──────── EXTRACTED INFORMATION ────────
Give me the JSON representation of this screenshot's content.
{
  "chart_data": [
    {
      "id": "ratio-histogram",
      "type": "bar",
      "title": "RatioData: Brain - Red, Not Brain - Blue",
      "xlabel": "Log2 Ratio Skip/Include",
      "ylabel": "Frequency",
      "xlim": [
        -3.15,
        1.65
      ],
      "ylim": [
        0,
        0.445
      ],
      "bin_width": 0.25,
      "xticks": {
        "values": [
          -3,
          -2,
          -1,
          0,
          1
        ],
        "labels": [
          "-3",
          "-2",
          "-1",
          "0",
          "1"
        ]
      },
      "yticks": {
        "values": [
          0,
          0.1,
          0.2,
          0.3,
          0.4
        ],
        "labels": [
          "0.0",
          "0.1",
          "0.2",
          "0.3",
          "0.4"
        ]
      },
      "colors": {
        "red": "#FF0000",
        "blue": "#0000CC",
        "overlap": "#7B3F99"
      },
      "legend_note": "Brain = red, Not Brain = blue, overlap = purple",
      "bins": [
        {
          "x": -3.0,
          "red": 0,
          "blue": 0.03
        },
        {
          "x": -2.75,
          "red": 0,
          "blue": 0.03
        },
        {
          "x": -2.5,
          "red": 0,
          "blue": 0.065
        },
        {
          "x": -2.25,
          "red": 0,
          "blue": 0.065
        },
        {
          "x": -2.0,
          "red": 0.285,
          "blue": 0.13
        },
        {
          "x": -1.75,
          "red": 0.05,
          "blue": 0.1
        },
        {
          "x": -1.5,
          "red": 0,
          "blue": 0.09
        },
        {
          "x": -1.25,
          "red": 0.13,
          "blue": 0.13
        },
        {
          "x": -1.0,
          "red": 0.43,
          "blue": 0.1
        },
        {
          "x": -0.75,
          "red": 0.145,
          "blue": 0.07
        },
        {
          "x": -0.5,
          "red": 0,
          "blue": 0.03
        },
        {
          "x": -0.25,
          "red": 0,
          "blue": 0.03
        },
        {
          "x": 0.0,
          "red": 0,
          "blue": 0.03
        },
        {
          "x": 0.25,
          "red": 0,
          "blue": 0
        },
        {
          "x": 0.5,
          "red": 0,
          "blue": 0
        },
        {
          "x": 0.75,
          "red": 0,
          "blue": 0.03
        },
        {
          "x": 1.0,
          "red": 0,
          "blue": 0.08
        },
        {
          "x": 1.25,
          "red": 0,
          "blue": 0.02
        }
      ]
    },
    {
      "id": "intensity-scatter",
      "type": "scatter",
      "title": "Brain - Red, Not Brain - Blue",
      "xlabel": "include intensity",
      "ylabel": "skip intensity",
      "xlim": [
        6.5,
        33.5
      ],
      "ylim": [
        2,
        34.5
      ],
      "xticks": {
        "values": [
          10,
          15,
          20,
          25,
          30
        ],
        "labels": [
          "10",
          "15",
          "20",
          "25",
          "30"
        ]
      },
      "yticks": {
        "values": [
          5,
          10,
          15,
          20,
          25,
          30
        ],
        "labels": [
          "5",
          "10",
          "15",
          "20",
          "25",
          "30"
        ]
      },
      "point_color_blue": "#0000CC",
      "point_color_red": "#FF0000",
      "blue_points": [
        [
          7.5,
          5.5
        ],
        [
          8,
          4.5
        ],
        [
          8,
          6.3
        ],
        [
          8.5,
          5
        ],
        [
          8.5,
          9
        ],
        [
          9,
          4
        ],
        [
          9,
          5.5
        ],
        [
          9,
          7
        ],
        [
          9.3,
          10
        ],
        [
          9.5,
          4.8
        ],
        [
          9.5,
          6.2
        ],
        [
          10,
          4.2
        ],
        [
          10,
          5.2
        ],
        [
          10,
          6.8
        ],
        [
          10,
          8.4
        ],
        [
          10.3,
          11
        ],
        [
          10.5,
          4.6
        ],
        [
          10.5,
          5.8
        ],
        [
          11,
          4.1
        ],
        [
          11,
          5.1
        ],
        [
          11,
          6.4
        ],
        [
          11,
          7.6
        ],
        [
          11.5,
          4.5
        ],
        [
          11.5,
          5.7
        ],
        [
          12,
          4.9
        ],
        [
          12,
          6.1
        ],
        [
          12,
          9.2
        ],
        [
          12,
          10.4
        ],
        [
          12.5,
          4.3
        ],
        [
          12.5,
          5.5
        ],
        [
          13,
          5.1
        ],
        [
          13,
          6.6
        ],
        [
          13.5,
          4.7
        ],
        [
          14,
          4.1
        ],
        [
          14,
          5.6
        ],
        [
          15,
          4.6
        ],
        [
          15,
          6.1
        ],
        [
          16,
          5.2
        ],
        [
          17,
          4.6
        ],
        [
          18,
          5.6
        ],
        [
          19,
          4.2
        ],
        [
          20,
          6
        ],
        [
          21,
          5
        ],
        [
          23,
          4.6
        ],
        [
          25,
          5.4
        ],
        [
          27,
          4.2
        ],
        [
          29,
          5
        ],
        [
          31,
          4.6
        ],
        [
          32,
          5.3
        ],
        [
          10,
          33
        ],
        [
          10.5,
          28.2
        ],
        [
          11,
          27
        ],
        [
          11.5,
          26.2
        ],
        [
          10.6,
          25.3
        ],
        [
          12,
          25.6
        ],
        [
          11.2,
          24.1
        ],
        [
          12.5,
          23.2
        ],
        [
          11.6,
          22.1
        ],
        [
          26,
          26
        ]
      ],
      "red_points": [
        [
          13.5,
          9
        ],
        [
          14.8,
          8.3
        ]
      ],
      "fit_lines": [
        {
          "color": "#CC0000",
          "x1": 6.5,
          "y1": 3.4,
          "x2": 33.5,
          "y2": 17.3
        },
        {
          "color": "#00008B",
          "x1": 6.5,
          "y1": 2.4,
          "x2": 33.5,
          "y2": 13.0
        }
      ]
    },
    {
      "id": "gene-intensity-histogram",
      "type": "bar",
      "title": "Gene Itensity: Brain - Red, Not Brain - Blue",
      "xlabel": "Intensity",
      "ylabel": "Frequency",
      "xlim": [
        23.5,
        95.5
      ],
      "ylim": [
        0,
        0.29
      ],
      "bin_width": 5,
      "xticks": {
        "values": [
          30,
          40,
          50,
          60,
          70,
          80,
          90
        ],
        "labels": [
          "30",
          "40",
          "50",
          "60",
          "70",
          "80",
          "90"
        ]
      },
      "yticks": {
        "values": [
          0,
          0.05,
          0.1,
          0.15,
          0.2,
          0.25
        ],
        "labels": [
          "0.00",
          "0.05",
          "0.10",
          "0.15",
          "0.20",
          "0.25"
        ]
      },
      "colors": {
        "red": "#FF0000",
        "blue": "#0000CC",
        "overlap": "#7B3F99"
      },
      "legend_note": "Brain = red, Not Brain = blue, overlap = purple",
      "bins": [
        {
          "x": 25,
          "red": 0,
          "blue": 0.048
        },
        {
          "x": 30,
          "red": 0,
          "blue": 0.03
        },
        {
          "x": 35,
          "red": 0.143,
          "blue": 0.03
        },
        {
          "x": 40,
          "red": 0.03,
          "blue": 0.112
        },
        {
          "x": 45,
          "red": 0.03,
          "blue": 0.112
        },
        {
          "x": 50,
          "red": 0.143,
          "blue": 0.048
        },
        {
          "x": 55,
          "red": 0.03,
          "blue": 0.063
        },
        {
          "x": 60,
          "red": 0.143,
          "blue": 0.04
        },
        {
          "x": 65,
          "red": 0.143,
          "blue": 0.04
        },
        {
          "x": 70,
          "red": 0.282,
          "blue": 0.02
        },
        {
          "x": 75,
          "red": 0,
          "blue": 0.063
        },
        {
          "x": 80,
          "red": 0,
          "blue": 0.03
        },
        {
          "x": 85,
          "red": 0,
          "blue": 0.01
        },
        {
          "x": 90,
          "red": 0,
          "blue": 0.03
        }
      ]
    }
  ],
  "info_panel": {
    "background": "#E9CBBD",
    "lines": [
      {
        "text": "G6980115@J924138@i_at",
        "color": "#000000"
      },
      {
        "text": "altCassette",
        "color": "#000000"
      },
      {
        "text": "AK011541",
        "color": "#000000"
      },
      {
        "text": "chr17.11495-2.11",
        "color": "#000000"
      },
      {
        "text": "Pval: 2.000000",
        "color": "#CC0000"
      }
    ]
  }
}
────────
* _YOUR INSTRUCTIONS_
Extract every line of the records above that contains the word "xlabel".

* _SOLUTION FOR THIS EXERCISE_
      "xlabel": "Log2 Ratio Skip/Include",
      "xlabel": "include intensity",
      "xlabel": "Intensity",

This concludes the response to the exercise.